TO-DO LIST >>
A: In the Songbook Vol. 3 article, which instrument does Randy Newman play on the album?
B: Return everything from "Randy Newman chronology" down to "piano without accompaniment." in the Songbook Vol. 3 article, copied word for word.
C: Translate this sentence from the Songbook Vol. 3 article into Spanish: "On December 16, 2016, a three-CD box set was released comprising all three Songbook albums and five bonus tracks."

GIVEN TEXT >>
Studio album by Randy Newman
- Released: September 23, 2016
- Studio: Conway, Hollywood, California
- Genre: Singer-songwriter
- Label: Nonesuch
- Producer: Lenny Waronker, Mitchell Froom

Randy Newman chronology
| The Randy Newman Songbook Vol. 2 (2011) | The Randy Newman Songbook Vol. 3 (2016) | Dark Matter (2017) |

= The Randy Newman Songbook Vol. 3 =

The Randy Newman Songbook Vol. 3 is the fourteenth studio and third songbook album by American musician Randy Newman and contains newly recorded, stripped-down versions of some of his best known songs, performed by him singing and playing the piano without accompaniment.

The album was also released as part of a four-LP, vinyl-only, limited edition box set on September 23, 2016 including Volume 1 and Volume 2 of the Songbook and five bonus tracks. On December 16, 2016, a three-CD box set was released comprising all three Songbook albums and five bonus tracks.

Professional ratings
Review scores
| Source | Rating |
| AllMusic | Star Half star |
| Pitchfork | 7.5/10 |

==Track listing==
All tracks composed and arranged by Randy Newman.

1. "Short People"
2. "Mama Told Me Not to Come"
3. "Love Story"
4. "Burn On"

INFORMATION SHOWN >>
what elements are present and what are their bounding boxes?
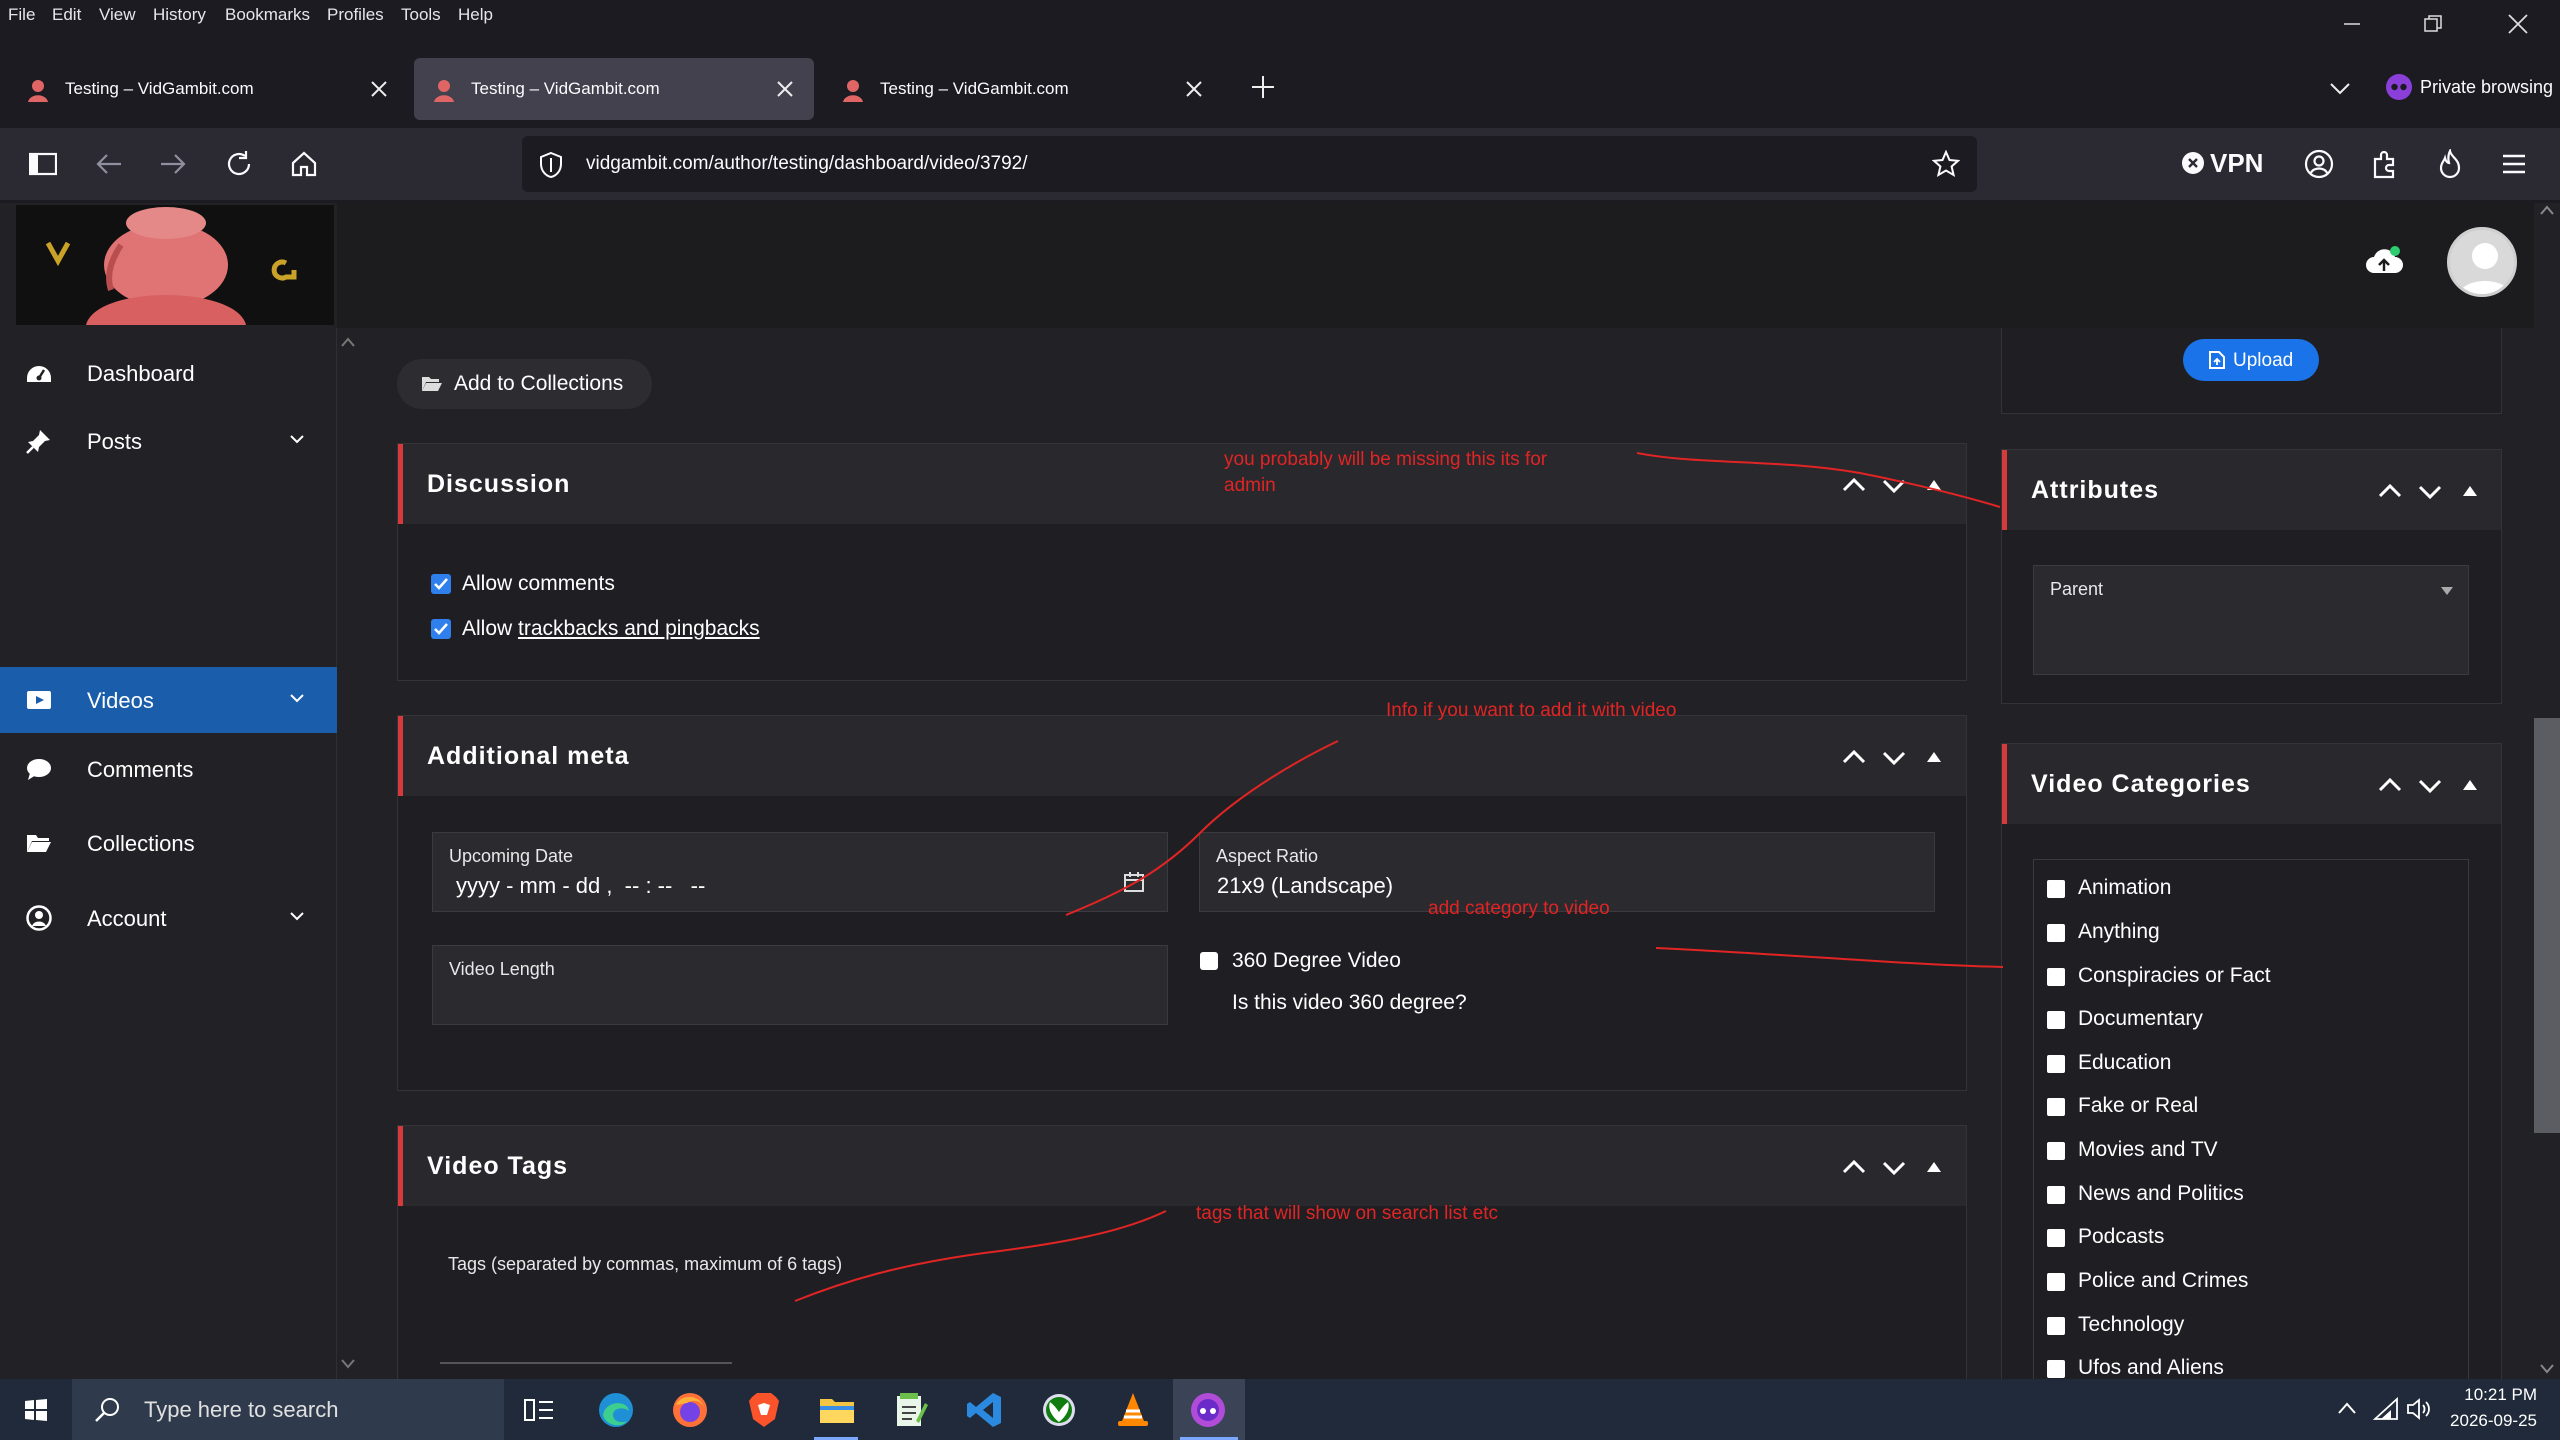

ANSWERS FOR THE EXERCISE >>
A: The piano.

B:
Randy Newman chronology
| The Randy Newman Songbook Vol. 2 (2011) | The Randy Newman Songbook Vol. 3 (2016) | Dark Matter (2017) |

= The Randy Newman Songbook Vol. 3 =

The Randy Newman Songbook Vol. 3 is the fourteenth studio and third songbook album by American musician Randy Newman and contains newly recorded, stripped-down versions of some of his best known songs, performed by him singing and playing the piano without accompaniment.

C: El 16 de diciembre de 2016 se lanzó una caja de tres CD que reunía los tres álbumes del Songbook y cinco pistas adicionales.